— start of DATASET ROWS —

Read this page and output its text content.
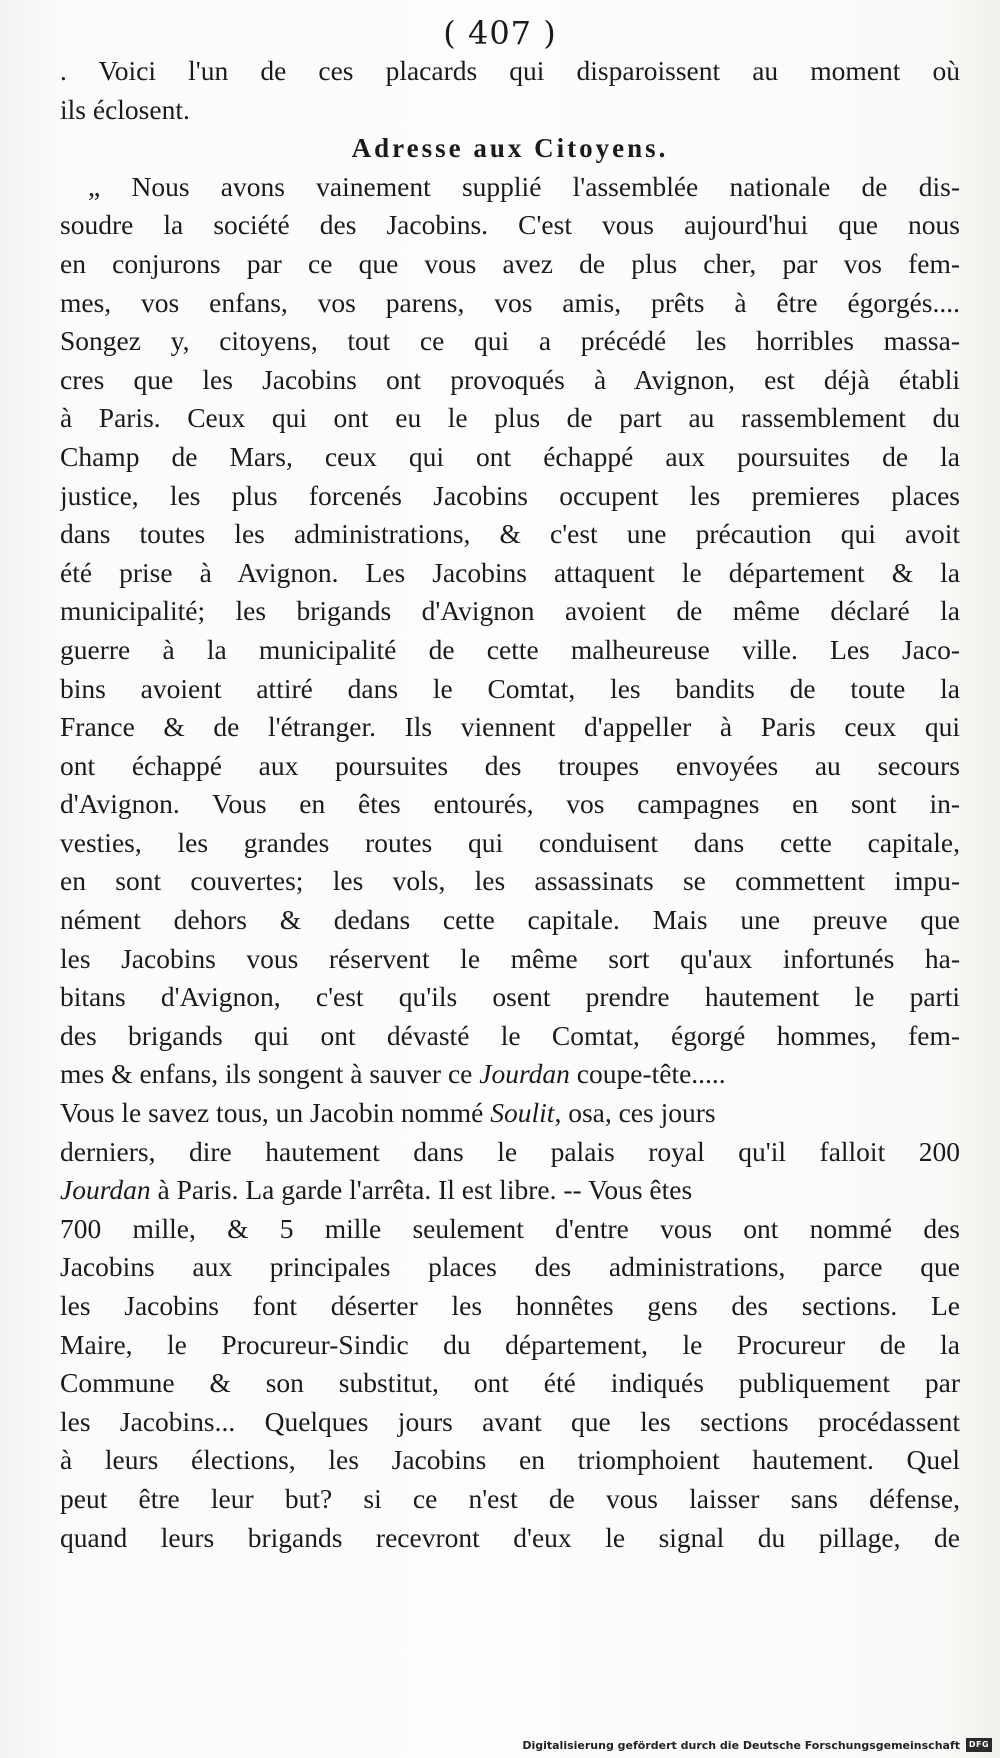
( 407 )
. Voici l'un de ces placards qui disparoissent au moment où
ils éclosent.
Adresse aux Citoyens.
„ Nous avons vainement supplié l'assemblée nationale de dis-
soudre la société des Jacobins. C'est vous aujourd'hui que nous
en conjurons par ce que vous avez de plus cher, par vos fem-
mes, vos enfans, vos parens, vos amis, prêts à être égorgés....
Songez y, citoyens, tout ce qui a précédé les horribles massa-
cres que les Jacobins ont provoqués à Avignon, est déjà établi
à Paris. Ceux qui ont eu le plus de part au rassemblement du
Champ de Mars, ceux qui ont échappé aux poursuites de la
justice, les plus forcenés Jacobins occupent les premieres places
dans toutes les administrations, & c'est une précaution qui avoit
été prise à Avignon. Les Jacobins attaquent le département & la
municipalité; les brigands d'Avignon avoient de même déclaré la
guerre à la municipalité de cette malheureuse ville. Les Jaco-
bins avoient attiré dans le Comtat, les bandits de toute la
France & de l'étranger. Ils viennent d'appeller à Paris ceux qui
ont échappé aux poursuites des troupes envoyées au secours
d'Avignon. Vous en êtes entourés, vos campagnes en sont in-
vesties, les grandes routes qui conduisent dans cette capitale,
en sont couvertes; les vols, les assassinats se commettent impu-
nément dehors & dedans cette capitale. Mais une preuve que
les Jacobins vous réservent le même sort qu'aux infortunés ha-
bitans d'Avignon, c'est qu'ils osent prendre hautement le parti
des brigands qui ont dévasté le Comtat, égorgé hommes, fem-
mes & enfans, ils songent à sauver ce Jourdan coupe-tête.....
Vous le savez tous, un Jacobin nommé Soulit, osa, ces jours
derniers, dire hautement dans le palais royal qu'il falloit 200
Jourdan à Paris. La garde l'arrêta. Il est libre. -- Vous êtes
700 mille, & 5 mille seulement d'entre vous ont nommé des
Jacobins aux principales places des administrations, parce que
les Jacobins font déserter les honnêtes gens des sections. Le
Maire, le Procureur-Sindic du département, le Procureur de la
Commune & son substitut, ont été indiqués publiquement par
les Jacobins... Quelques jours avant que les sections procédassent
à leurs élections, les Jacobins en triomphoient hautement. Quel
peut être leur but? si ce n'est de vous laisser sans défense,
quand leurs brigands recevront d'eux le signal du pillage, de
Digitalisierung gefördert durch die Deutsche Forschungsgemeinschaft	DFG
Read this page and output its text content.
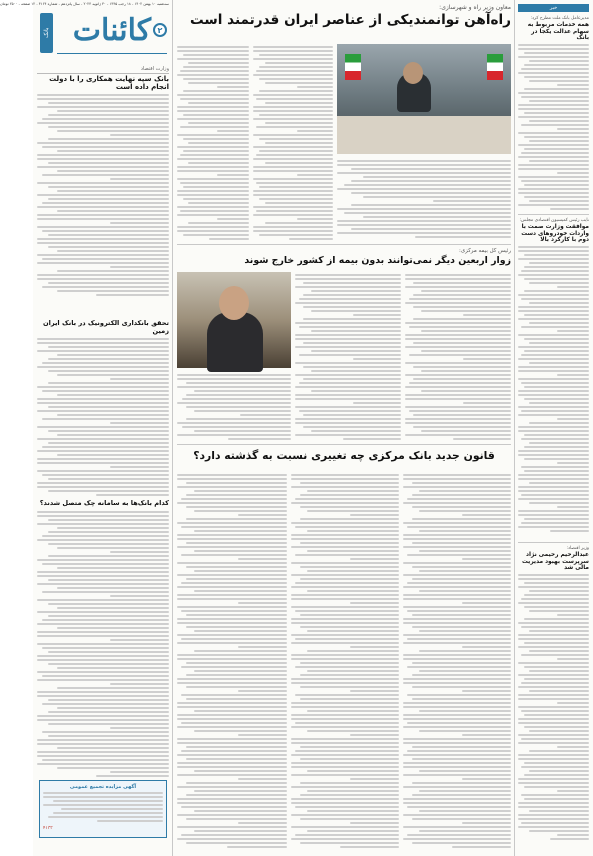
سه‌شنبه ۱۰ بهمن ۱۴۰۲ - ۱۸ رجب ۱۴۴۵ - ۳۰ ژانویه ۲۰۲۴ - سال پانزدهم - شماره ۳۱۶۴ - ۱۲ صفحه - ۲۵۰۰ تومان
کائنات ۲
بانک
وزارت اقتصاد
بانک سپه نهایت همکاری را با دولت انجام داده است
تحقق بانکداری الکترونیک در بانک ایران زمین
کدام بانک‌ها به سامانه چک متصل شدند؟
آگهی مزایده تجمیع عمومی
۴۱۳۳
معاون وزیر راه و شهرسازی:
راه‌آهن توانمندیکی از عناصر ایران قدرتمند است
رئیس کل بیمه مرکزی:
زوار اربعین دیگر نمی‌توانند بدون بیمه از کشور خارج شوند
قانون جدید بانک مرکزی چه تغییری نسبت به گذشته دارد؟
خبر
مدیرعامل بانک ملت مطرح کرد:
همه خدمات مربوط به سهام عدالت یکجا در بانک
نایب رئیس کمیسیون اقتصادی مجلس:
موافقت وزارت صمت با واردات خودروهای دست دوم با کارکرد بالا
وزیر اقتصاد:
عبدالرحیم رحیمی نژاد سرپرست بهبود مدیریت مالی شد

— end of DATASET ROWS —

EXERCISE TASK: Repeat every record precisely. Any picture among them stays out of the copy.

WRITTEN RESPONSE:
Read this page and output its text content.
( 407 )
. Voici l'un de ces placards qui disparoissent au moment où
ils éclosent.
Adresse aux Citoyens.
„ Nous avons vainement supplié l'assemblée nationale de dis-
soudre la société des Jacobins. C'est vous aujourd'hui que nous
en conjurons par ce que vous avez de plus cher, par vos fem-
mes, vos enfans, vos parens, vos amis, prêts à être égorgés....
Songez y, citoyens, tout ce qui a précédé les horribles massa-
cres que les Jacobins ont provoqués à Avignon, est déjà établi
à Paris. Ceux qui ont eu le plus de part au rassemblement du
Champ de Mars, ceux qui ont échappé aux poursuites de la
justice, les plus forcenés Jacobins occupent les premieres places
dans toutes les administrations, & c'est une précaution qui avoit
été prise à Avignon. Les Jacobins attaquent le département & la
municipalité; les brigands d'Avignon avoient de même déclaré la
guerre à la municipalité de cette malheureuse ville. Les Jaco-
bins avoient attiré dans le Comtat, les bandits de toute la
France & de l'étranger. Ils viennent d'appeller à Paris ceux qui
ont échappé aux poursuites des troupes envoyées au secours
d'Avignon. Vous en êtes entourés, vos campagnes en sont in-
vesties, les grandes routes qui conduisent dans cette capitale,
en sont couvertes; les vols, les assassinats se commettent impu-
nément dehors & dedans cette capitale. Mais une preuve que
les Jacobins vous réservent le même sort qu'aux infortunés ha-
bitans d'Avignon, c'est qu'ils osent prendre hautement le parti
des brigands qui ont dévasté le Comtat, égorgé hommes, fem-
mes & enfans, ils songent à sauver ce Jourdan coupe-tête.....
Vous le savez tous, un Jacobin nommé Soulit, osa, ces jours
derniers, dire hautement dans le palais royal qu'il falloit 200
Jourdan à Paris. La garde l'arrêta. Il est libre. -- Vous êtes
700 mille, & 5 mille seulement d'entre vous ont nommé des
Jacobins aux principales places des administrations, parce que
les Jacobins font déserter les honnêtes gens des sections. Le
Maire, le Procureur-Sindic du département, le Procureur de la
Commune & son substitut, ont été indiqués publiquement par
les Jacobins... Quelques jours avant que les sections procédassent
à leurs élections, les Jacobins en triomphoient hautement. Quel
peut être leur but? si ce n'est de vous laisser sans défense,
quand leurs brigands recevront d'eux le signal du pillage, de
Digitalisierung gefördert durch die Deutsche Forschungsgemeinschaft	DFG
Read this page and output its text content.
سه‌شنبه ۱۰ بهمن ۱۴۰۲ - ۱۸ رجب ۱۴۴۵ - ۳۰ ژانویه ۲۰۲۴ - سال پانزدهم - شماره ۳۱۶۴ - ۱۲ صفحه - ۲۵۰۰ تومان
کائنات ۲
بانک
وزارت اقتصاد
بانک سپه نهایت همکاری را با دولت انجام داده است
تحقق بانکداری الکترونیک در بانک ایران زمین
کدام بانک‌ها به سامانه چک متصل شدند؟
آگهی مزایده تجمیع عمومی
۴۱۳۳
معاون وزیر راه و شهرسازی:
راه‌آهن توانمندیکی از عناصر ایران قدرتمند است
رئیس کل بیمه مرکزی:
زوار اربعین دیگر نمی‌توانند بدون بیمه از کشور خارج شوند
قانون جدید بانک مرکزی چه تغییری نسبت به گذشته دارد؟
خبر
مدیرعامل بانک ملت مطرح کرد:
همه خدمات مربوط به سهام عدالت یکجا در بانک
نایب رئیس کمیسیون اقتصادی مجلس:
موافقت وزارت صمت با واردات خودروهای دست دوم با کارکرد بالا
وزیر اقتصاد:
عبدالرحیم رحیمی نژاد سرپرست بهبود مدیریت مالی شد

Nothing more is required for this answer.